Available records:
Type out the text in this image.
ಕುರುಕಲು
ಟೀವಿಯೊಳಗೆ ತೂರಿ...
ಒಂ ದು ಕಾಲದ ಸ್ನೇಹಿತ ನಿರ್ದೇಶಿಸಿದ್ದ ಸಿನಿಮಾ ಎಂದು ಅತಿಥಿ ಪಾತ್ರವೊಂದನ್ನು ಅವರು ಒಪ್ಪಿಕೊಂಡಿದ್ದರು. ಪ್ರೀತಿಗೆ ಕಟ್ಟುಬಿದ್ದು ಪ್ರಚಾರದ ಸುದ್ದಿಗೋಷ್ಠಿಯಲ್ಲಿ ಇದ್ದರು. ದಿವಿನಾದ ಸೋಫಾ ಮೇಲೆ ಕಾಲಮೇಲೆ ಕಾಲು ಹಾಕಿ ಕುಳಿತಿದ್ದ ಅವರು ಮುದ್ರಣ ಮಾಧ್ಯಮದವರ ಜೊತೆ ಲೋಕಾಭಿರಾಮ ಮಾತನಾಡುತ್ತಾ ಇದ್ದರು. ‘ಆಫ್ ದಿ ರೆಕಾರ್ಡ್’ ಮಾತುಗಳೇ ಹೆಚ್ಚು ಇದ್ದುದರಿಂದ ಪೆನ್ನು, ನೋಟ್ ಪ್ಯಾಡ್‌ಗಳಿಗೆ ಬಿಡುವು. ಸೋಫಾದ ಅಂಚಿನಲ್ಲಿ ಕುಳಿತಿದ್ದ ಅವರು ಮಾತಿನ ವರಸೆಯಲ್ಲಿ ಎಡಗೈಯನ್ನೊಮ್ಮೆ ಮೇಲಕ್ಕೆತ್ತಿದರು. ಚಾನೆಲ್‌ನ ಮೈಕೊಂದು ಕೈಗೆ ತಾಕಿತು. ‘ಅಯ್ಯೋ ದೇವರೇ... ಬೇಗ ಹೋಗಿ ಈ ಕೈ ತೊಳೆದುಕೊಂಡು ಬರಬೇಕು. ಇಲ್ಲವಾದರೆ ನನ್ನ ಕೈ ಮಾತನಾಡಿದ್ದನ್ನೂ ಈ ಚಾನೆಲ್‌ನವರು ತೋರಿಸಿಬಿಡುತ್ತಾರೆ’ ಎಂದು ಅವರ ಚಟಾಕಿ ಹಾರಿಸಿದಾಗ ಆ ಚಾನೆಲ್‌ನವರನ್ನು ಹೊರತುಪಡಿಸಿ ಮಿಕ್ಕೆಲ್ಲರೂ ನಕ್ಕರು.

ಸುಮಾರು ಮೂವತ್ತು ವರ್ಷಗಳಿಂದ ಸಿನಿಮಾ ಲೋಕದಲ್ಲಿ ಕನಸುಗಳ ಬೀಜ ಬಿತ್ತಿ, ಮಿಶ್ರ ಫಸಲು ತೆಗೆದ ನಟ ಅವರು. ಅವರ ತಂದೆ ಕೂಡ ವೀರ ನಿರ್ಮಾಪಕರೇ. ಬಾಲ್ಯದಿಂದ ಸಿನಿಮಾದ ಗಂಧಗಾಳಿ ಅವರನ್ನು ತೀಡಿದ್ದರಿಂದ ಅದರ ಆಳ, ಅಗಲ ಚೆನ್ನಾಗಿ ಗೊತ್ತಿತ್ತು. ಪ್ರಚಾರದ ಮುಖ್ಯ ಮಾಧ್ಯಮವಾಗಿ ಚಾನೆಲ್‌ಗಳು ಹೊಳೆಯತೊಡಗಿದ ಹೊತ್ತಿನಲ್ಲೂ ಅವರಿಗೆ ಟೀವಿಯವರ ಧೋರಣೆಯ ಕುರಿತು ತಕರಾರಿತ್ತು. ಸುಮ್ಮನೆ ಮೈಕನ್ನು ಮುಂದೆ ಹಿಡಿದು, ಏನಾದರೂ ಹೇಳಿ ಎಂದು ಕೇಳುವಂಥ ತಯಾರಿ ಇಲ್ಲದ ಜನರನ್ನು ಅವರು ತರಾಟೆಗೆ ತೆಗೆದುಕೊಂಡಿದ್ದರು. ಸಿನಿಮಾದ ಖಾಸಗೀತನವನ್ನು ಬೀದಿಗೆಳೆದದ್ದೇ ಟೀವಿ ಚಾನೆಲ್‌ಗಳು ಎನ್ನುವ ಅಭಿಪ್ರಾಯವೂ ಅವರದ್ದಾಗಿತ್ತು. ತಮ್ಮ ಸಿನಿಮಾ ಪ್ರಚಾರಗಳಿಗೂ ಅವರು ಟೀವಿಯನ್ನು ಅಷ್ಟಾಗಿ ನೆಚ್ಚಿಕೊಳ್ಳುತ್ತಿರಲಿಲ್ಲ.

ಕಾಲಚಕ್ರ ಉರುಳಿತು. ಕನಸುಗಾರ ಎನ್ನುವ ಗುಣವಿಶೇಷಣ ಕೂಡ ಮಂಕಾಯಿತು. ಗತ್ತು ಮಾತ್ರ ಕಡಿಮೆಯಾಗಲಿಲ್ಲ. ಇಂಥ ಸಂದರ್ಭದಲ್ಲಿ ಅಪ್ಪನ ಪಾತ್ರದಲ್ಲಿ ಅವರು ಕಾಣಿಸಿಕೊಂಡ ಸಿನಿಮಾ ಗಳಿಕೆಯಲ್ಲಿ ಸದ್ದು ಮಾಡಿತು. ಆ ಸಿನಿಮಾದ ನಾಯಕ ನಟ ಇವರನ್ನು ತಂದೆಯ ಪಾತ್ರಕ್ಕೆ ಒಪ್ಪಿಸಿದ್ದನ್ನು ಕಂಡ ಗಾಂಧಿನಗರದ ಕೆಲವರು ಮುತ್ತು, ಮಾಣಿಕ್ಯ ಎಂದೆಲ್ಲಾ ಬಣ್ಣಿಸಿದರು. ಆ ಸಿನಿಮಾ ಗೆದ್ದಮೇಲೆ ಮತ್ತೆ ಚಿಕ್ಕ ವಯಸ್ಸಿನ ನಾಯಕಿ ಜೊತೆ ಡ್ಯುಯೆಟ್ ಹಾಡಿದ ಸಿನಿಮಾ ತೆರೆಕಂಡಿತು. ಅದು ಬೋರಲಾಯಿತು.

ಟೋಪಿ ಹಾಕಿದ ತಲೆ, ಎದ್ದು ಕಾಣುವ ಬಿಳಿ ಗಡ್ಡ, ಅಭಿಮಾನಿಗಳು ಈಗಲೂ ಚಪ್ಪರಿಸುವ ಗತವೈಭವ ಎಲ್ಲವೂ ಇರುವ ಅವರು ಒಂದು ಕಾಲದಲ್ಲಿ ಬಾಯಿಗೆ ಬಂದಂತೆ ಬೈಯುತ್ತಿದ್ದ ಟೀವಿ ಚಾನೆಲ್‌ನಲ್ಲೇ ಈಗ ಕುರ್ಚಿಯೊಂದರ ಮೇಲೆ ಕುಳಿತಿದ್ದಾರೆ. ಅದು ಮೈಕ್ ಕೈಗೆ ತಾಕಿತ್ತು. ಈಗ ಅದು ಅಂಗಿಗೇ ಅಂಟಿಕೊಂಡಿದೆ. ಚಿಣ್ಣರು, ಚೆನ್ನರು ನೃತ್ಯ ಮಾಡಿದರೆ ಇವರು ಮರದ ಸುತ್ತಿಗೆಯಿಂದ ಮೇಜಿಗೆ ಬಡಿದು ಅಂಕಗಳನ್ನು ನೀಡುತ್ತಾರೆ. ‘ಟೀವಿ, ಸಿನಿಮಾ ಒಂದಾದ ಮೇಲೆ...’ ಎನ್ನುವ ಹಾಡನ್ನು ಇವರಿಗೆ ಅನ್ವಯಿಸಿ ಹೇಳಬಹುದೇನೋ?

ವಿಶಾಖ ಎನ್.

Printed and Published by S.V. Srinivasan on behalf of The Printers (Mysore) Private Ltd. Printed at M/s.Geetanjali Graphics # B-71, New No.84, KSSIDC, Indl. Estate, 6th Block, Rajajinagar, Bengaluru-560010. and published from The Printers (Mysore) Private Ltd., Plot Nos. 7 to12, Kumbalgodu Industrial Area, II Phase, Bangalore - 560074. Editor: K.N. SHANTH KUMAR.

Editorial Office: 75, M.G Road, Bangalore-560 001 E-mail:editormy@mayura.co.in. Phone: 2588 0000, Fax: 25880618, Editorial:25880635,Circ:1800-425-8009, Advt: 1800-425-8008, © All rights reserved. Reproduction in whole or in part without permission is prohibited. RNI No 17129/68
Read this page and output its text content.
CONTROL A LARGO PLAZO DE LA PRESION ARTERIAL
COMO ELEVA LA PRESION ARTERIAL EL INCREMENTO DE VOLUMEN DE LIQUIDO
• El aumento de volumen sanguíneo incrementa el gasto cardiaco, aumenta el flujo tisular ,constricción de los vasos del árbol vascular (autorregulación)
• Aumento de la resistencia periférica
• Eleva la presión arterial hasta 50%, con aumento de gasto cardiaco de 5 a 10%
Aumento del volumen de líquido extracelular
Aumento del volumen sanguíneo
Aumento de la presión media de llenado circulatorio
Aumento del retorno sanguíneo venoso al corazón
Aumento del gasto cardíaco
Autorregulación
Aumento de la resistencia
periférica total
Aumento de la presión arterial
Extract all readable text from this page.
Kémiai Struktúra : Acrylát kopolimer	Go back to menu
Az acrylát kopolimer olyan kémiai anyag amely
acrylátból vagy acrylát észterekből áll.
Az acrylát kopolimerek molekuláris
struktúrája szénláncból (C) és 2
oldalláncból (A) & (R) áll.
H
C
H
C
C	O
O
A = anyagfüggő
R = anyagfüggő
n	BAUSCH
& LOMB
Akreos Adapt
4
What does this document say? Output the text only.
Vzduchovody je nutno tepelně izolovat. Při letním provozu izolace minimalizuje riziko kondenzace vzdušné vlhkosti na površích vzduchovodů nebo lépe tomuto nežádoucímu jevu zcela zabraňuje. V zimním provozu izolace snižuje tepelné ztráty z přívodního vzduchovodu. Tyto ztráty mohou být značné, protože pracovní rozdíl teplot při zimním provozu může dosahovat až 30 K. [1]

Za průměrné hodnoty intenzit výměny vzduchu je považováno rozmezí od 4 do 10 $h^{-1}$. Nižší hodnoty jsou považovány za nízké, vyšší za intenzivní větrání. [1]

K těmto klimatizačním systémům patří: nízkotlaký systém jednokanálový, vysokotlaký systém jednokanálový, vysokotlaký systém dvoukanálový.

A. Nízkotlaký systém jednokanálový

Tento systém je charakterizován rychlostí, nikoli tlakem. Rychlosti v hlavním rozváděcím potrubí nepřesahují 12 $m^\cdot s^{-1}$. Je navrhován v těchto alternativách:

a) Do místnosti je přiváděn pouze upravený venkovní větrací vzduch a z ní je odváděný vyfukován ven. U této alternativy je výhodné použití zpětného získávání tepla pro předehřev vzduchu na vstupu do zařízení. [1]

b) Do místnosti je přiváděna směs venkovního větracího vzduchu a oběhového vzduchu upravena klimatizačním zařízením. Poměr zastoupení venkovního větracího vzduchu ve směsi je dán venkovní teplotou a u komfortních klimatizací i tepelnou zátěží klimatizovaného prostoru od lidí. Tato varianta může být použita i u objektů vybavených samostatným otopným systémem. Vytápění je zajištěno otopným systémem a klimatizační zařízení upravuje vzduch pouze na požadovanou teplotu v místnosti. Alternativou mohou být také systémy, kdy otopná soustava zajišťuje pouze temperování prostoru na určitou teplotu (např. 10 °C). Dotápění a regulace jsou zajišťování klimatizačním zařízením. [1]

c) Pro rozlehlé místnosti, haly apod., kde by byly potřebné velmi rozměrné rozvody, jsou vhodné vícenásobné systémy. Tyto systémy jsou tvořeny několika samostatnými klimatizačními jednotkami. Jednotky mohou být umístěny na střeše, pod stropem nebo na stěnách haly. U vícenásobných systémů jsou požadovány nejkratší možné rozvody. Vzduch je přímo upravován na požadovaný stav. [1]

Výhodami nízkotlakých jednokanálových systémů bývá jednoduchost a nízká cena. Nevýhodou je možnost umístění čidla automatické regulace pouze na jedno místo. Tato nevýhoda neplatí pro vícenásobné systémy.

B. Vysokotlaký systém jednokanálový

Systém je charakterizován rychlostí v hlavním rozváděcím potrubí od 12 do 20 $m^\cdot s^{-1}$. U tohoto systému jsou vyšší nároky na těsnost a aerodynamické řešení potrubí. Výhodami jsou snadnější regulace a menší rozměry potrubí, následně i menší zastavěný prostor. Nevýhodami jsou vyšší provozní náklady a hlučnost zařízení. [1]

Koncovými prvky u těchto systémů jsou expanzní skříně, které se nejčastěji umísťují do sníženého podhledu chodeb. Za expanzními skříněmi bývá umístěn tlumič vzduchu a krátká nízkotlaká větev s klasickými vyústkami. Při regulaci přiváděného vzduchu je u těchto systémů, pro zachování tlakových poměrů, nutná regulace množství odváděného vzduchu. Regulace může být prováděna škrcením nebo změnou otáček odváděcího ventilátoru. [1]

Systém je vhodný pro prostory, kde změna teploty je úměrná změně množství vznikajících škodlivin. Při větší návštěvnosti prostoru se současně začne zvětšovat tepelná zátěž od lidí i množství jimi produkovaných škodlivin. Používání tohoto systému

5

Exercise task: Pick out the lines containing the string "presión".

Response:
• Eleva la presión arterial hasta 50%, con aumento de gasto cardiaco de 5 a 10%
Aumento de la presión media de llenado circulatorio
Aumento de la presión arterial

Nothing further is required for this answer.